## [Directions]
Find each line containing the word "value" and report how many there are. Add nothing else.

## [Data for processing]
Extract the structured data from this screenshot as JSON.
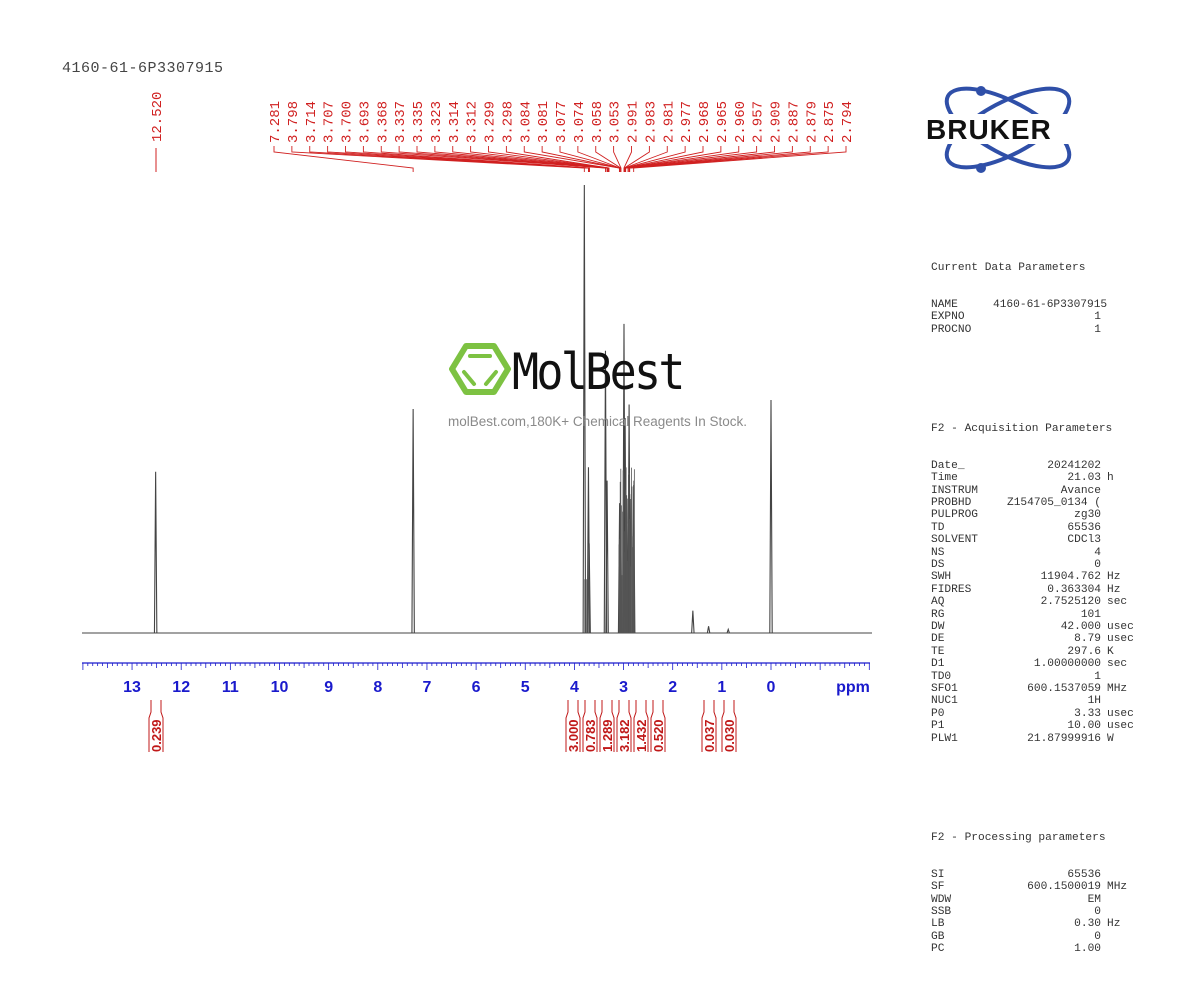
{
  "sample_title": "4160-61-6P3307915",
  "watermark": {
    "brand": "MolBest",
    "tagline": "molBest.com,180K+ Chemical Reagents In Stock.",
    "accent_color": "#7dc242"
  },
  "vendor_logo": {
    "text": "BRUKER",
    "orbit_color": "#2f4fa8"
  },
  "colors": {
    "axis": "#1a1acc",
    "peak_labels": "#d02020",
    "spectrum": "#444444",
    "integrals": "#c01818"
  },
  "parameters": {
    "current": {
      "title": "Current Data Parameters",
      "rows": [
        {
          "k": "NAME",
          "v": "4160-61-6P3307915",
          "u": ""
        },
        {
          "k": "EXPNO",
          "v": "1",
          "u": ""
        },
        {
          "k": "PROCNO",
          "v": "1",
          "u": ""
        }
      ]
    },
    "acquisition": {
      "title": "F2 - Acquisition Parameters",
      "rows": [
        {
          "k": "Date_",
          "v": "20241202",
          "u": ""
        },
        {
          "k": "Time",
          "v": "21.03",
          "u": "h"
        },
        {
          "k": "INSTRUM",
          "v": "Avance",
          "u": ""
        },
        {
          "k": "PROBHD",
          "v": "Z154705_0134 (",
          "u": ""
        },
        {
          "k": "PULPROG",
          "v": "zg30",
          "u": ""
        },
        {
          "k": "TD",
          "v": "65536",
          "u": ""
        },
        {
          "k": "SOLVENT",
          "v": "CDCl3",
          "u": ""
        },
        {
          "k": "NS",
          "v": "4",
          "u": ""
        },
        {
          "k": "DS",
          "v": "0",
          "u": ""
        },
        {
          "k": "SWH",
          "v": "11904.762",
          "u": "Hz"
        },
        {
          "k": "FIDRES",
          "v": "0.363304",
          "u": "Hz"
        },
        {
          "k": "AQ",
          "v": "2.7525120",
          "u": "sec"
        },
        {
          "k": "RG",
          "v": "101",
          "u": ""
        },
        {
          "k": "DW",
          "v": "42.000",
          "u": "usec"
        },
        {
          "k": "DE",
          "v": "8.79",
          "u": "usec"
        },
        {
          "k": "TE",
          "v": "297.6",
          "u": "K"
        },
        {
          "k": "D1",
          "v": "1.00000000",
          "u": "sec"
        },
        {
          "k": "TD0",
          "v": "1",
          "u": ""
        },
        {
          "k": "SFO1",
          "v": "600.1537059",
          "u": "MHz"
        },
        {
          "k": "NUC1",
          "v": "1H",
          "u": ""
        },
        {
          "k": "P0",
          "v": "3.33",
          "u": "usec"
        },
        {
          "k": "P1",
          "v": "10.00",
          "u": "usec"
        },
        {
          "k": "PLW1",
          "v": "21.87999916",
          "u": "W"
        }
      ]
    },
    "processing": {
      "title": "F2 - Processing parameters",
      "rows": [
        {
          "k": "SI",
          "v": "65536",
          "u": ""
        },
        {
          "k": "SF",
          "v": "600.1500019",
          "u": "MHz"
        },
        {
          "k": "WDW",
          "v": "EM",
          "u": ""
        },
        {
          "k": "SSB",
          "v": "0",
          "u": ""
        },
        {
          "k": "LB",
          "v": "0.30",
          "u": "Hz"
        },
        {
          "k": "GB",
          "v": "0",
          "u": ""
        },
        {
          "k": "PC",
          "v": "1.00",
          "u": ""
        }
      ]
    }
  },
  "chart_data": {
    "type": "line",
    "title": "4160-61-6P3307915",
    "xlabel": "ppm",
    "ylabel": "",
    "xlim": [
      14.0,
      -2.0
    ],
    "x_reversed": true,
    "x_ticks": [
      13,
      12,
      11,
      10,
      9,
      8,
      7,
      6,
      5,
      4,
      3,
      2,
      1,
      0
    ],
    "grid": false,
    "legend": "none",
    "peak_labels_ppm": [
      "12.520",
      "7.281",
      "3.798",
      "3.714",
      "3.707",
      "3.700",
      "3.693",
      "3.368",
      "3.337",
      "3.335",
      "3.323",
      "3.314",
      "3.312",
      "3.299",
      "3.298",
      "3.084",
      "3.081",
      "3.077",
      "3.074",
      "3.058",
      "3.053",
      "2.991",
      "2.983",
      "2.981",
      "2.977",
      "2.968",
      "2.965",
      "2.960",
      "2.957",
      "2.909",
      "2.887",
      "2.879",
      "2.875",
      "2.794"
    ],
    "integrals": [
      {
        "ppm": 12.52,
        "value": "0.239"
      },
      {
        "ppm": 3.8,
        "value": "3.000"
      },
      {
        "ppm": 3.7,
        "value": "0.783"
      },
      {
        "ppm": 3.34,
        "value": "1.289"
      },
      {
        "ppm": 3.08,
        "value": "3.182"
      },
      {
        "ppm": 2.97,
        "value": "1.432"
      },
      {
        "ppm": 2.88,
        "value": "0.520"
      },
      {
        "ppm": 1.28,
        "value": "0.037"
      },
      {
        "ppm": 0.88,
        "value": "0.030"
      }
    ],
    "peaks": [
      {
        "ppm": 12.52,
        "height": 0.36
      },
      {
        "ppm": 7.281,
        "height": 0.5
      },
      {
        "ppm": 3.798,
        "height": 1.0
      },
      {
        "ppm": 3.714,
        "height": 0.37
      },
      {
        "ppm": 3.7,
        "height": 0.2
      },
      {
        "ppm": 3.368,
        "height": 0.63
      },
      {
        "ppm": 3.335,
        "height": 0.34
      },
      {
        "ppm": 3.08,
        "height": 0.29
      },
      {
        "ppm": 3.06,
        "height": 0.25
      },
      {
        "ppm": 2.991,
        "height": 0.69
      },
      {
        "ppm": 2.968,
        "height": 0.48
      },
      {
        "ppm": 2.909,
        "height": 0.3
      },
      {
        "ppm": 2.887,
        "height": 0.51
      },
      {
        "ppm": 2.875,
        "height": 0.31
      },
      {
        "ppm": 2.794,
        "height": 0.33
      },
      {
        "ppm": 1.59,
        "height": 0.05
      },
      {
        "ppm": 1.27,
        "height": 0.015
      },
      {
        "ppm": 0.87,
        "height": 0.008
      },
      {
        "ppm": 0.0,
        "height": 0.52
      }
    ]
  }
}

## [Result of this task]
9